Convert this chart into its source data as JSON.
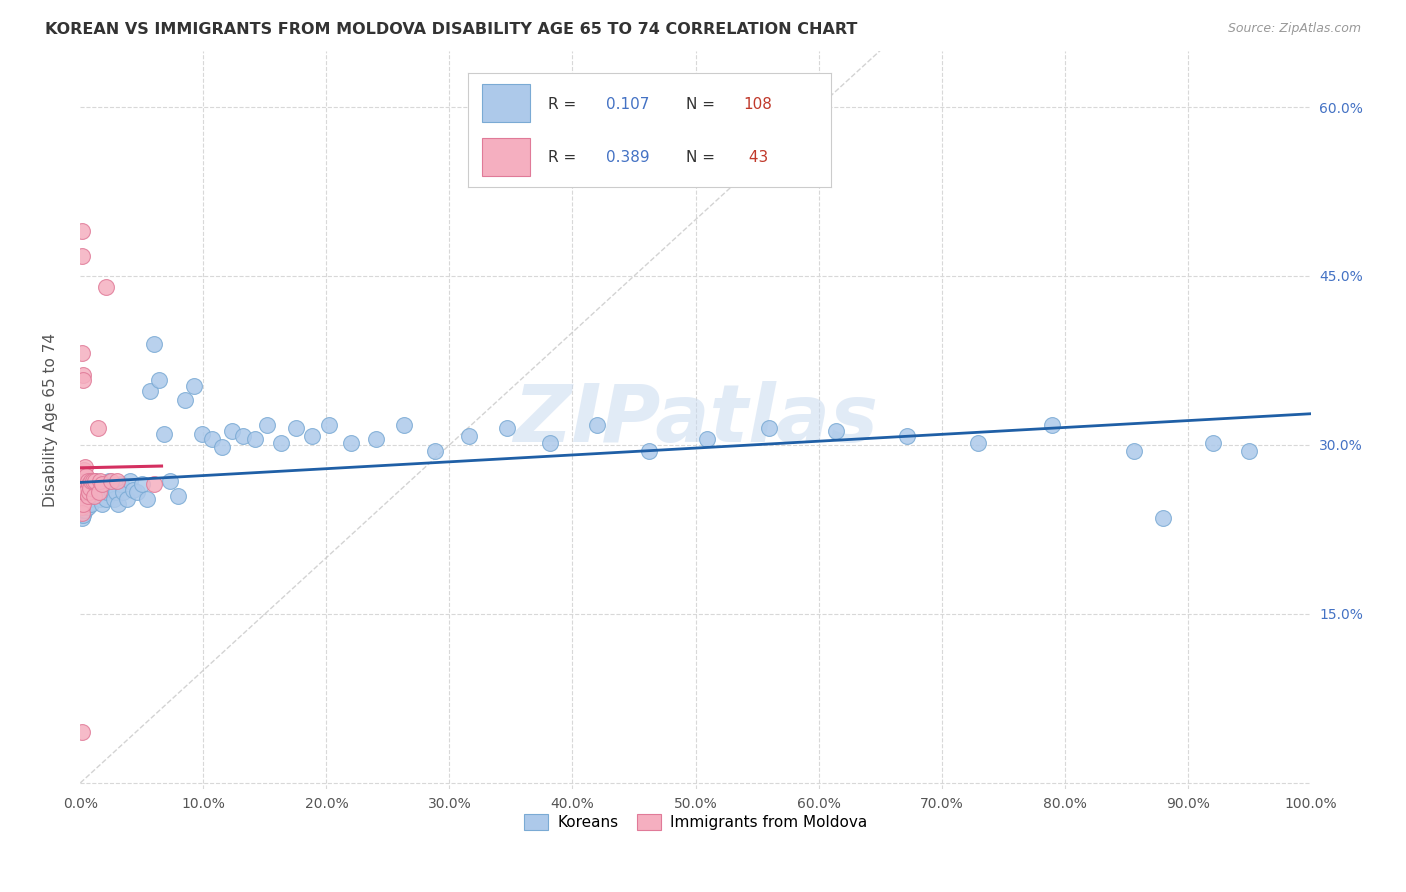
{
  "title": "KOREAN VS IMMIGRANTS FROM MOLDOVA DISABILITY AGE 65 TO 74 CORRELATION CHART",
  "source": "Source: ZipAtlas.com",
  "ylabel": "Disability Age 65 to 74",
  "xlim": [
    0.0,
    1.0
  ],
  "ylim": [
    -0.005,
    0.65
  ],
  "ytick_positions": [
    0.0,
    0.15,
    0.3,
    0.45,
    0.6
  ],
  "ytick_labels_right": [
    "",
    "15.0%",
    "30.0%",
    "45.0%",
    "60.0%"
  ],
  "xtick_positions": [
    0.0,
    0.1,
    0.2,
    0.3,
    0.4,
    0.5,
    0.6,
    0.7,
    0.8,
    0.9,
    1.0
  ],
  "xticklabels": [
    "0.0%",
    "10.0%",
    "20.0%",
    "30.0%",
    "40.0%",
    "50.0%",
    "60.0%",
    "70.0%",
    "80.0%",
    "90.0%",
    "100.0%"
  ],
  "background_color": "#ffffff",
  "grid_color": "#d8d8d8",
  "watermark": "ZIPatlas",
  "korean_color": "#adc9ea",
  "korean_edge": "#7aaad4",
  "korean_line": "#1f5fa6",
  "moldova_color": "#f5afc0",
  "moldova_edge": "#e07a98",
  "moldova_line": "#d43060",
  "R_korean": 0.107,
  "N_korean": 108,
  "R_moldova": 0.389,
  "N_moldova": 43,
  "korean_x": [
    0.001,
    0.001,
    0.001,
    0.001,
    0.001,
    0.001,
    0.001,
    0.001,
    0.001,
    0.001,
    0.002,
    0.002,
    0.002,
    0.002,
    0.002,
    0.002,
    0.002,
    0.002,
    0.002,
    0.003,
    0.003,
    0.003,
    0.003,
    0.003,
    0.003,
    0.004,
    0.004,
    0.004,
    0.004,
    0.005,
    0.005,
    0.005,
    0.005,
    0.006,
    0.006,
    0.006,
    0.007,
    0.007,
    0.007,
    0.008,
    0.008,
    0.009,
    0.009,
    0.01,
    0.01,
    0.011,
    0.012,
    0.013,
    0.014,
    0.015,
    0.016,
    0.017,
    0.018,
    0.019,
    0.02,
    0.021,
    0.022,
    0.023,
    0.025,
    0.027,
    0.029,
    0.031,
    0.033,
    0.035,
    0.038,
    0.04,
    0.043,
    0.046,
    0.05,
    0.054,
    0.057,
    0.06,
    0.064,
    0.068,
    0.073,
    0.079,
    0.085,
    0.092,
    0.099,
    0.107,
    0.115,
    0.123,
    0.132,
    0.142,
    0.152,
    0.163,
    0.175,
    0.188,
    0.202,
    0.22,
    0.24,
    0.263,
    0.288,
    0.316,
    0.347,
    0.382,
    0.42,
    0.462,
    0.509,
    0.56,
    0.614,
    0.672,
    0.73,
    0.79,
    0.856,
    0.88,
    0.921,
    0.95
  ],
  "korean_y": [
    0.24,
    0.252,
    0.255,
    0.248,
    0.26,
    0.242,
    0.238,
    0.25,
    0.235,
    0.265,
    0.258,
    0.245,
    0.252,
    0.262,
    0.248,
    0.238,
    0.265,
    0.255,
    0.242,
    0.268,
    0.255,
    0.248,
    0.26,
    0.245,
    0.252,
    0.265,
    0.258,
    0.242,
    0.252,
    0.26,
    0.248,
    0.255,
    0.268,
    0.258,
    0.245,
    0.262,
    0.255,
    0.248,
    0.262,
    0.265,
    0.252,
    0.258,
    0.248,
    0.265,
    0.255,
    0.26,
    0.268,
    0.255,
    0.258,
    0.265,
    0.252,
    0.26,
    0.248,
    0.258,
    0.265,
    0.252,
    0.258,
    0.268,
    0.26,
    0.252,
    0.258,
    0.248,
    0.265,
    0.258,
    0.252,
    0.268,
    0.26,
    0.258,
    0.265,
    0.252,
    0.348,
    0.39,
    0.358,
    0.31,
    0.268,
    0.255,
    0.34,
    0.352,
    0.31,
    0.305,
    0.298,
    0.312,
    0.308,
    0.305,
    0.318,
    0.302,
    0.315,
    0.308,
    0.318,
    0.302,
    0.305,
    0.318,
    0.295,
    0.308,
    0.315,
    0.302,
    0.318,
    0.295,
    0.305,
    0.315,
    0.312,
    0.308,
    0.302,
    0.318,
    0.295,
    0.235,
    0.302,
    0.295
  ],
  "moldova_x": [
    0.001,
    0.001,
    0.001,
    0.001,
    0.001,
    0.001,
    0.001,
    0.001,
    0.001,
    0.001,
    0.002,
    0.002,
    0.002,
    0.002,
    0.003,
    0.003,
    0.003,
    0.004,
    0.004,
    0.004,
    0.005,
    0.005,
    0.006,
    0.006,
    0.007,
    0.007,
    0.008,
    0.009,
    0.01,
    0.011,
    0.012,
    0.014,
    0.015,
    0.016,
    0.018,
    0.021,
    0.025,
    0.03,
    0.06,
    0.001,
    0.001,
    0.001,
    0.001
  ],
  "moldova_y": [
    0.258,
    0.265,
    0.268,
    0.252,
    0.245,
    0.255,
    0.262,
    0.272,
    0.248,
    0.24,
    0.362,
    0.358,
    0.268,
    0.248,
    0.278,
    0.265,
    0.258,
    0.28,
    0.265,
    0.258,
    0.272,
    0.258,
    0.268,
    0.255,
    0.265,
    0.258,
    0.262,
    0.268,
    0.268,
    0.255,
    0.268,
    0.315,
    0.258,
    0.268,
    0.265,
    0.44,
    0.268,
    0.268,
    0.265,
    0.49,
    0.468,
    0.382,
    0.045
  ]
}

###

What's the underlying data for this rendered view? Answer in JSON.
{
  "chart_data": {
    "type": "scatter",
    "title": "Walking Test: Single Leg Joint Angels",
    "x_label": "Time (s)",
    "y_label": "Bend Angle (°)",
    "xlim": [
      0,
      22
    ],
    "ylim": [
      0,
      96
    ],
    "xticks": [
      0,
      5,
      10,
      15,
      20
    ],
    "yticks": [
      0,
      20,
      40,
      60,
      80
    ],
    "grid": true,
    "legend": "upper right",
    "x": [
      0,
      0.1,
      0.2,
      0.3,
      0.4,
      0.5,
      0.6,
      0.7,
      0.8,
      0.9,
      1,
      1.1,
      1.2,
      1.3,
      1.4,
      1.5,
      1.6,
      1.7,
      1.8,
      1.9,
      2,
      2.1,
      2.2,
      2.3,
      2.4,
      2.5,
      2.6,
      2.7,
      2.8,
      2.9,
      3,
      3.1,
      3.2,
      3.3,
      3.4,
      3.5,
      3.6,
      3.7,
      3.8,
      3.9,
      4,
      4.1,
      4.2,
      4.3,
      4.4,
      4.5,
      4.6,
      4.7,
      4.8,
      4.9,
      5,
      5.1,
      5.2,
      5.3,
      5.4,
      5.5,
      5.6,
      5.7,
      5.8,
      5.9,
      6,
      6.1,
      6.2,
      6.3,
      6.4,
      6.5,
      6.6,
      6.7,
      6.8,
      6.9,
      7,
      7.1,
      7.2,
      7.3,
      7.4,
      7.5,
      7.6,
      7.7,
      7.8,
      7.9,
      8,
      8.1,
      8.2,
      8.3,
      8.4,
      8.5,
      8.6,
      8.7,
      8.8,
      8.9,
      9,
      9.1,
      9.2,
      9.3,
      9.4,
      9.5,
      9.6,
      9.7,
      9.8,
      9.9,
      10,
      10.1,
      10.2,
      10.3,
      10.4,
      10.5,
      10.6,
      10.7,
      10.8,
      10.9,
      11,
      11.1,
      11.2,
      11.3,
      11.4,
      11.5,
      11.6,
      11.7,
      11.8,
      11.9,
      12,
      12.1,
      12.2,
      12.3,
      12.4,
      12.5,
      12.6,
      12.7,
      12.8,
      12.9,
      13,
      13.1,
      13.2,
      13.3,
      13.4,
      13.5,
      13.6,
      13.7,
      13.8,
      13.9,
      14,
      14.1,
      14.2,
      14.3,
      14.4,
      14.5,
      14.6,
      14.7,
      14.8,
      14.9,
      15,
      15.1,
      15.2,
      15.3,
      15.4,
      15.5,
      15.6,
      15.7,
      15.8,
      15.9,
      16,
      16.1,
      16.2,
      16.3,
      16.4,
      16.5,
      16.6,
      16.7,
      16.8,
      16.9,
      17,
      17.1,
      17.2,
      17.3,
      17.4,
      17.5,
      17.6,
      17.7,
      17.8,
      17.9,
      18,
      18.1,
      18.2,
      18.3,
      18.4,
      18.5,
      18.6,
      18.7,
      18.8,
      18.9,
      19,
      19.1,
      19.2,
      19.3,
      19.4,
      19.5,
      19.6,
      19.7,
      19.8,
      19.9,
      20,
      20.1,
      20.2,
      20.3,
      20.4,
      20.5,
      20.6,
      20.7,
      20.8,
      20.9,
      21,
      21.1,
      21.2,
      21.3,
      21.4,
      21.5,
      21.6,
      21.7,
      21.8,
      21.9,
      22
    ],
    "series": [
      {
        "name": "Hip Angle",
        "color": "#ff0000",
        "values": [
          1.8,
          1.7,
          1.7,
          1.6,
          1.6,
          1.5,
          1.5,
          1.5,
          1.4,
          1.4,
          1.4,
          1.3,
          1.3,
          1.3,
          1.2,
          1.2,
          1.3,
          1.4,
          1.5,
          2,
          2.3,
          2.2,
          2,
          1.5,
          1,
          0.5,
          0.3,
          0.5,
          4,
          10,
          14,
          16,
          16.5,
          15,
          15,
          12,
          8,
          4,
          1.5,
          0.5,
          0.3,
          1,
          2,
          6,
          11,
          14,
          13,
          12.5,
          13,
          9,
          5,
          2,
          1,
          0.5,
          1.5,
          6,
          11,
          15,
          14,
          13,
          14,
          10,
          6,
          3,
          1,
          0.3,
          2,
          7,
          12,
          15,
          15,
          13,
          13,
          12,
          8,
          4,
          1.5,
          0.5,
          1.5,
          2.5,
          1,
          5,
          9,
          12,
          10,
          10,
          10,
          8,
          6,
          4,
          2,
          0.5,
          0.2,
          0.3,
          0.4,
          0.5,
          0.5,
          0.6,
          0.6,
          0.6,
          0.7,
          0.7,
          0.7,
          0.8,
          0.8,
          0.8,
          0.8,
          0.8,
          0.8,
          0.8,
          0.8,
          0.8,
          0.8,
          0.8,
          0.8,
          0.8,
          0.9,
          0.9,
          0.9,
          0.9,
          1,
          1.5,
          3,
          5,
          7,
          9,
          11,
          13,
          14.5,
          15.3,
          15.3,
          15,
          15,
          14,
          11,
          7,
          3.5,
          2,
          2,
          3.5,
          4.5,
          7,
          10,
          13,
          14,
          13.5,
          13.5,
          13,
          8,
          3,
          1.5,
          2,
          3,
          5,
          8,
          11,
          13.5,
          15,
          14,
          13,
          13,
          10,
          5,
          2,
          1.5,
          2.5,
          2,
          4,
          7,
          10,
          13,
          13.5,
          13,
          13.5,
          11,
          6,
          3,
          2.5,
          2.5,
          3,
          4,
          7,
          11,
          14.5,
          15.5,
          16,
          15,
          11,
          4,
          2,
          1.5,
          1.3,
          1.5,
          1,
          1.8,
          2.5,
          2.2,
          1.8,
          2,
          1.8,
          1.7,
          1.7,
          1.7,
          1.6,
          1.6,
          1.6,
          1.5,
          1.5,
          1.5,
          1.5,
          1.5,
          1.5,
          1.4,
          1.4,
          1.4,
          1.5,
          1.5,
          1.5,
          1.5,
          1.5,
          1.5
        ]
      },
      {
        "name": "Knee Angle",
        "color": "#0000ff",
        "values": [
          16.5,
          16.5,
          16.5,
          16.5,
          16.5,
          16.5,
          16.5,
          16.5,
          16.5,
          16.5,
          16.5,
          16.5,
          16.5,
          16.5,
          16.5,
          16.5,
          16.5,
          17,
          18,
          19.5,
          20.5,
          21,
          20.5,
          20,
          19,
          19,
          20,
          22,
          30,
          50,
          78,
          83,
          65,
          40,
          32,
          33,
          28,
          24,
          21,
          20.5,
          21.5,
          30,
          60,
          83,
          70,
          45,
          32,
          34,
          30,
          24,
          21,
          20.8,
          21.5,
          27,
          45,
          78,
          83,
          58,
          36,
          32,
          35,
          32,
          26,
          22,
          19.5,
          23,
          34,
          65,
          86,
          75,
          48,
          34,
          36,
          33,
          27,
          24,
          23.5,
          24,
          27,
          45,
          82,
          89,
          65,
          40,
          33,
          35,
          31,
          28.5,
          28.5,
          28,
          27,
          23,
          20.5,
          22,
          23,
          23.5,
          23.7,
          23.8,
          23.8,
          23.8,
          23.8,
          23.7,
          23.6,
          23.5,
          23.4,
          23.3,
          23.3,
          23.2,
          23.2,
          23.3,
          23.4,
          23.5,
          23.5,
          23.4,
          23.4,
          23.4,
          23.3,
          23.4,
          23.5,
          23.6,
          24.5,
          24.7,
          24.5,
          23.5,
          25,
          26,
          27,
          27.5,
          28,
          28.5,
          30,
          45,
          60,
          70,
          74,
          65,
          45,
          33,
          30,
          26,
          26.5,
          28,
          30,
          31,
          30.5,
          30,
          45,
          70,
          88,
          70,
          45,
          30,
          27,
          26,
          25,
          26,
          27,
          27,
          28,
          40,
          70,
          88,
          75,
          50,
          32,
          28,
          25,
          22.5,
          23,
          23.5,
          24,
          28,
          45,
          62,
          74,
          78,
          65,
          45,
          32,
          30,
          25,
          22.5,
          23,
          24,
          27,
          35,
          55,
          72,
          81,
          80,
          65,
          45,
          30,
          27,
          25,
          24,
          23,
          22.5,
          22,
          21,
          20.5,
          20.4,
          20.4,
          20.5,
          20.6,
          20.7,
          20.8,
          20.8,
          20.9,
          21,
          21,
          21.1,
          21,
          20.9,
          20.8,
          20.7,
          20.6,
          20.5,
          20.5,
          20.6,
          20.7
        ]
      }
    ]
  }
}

###

TASK STATEMENT: From the entries above, collect every line with the string "Angle" in it.

TASK RESPONSE:
    "y_label": "Bend Angle (°)",
        "name": "Hip Angle",
        "name": "Knee Angle",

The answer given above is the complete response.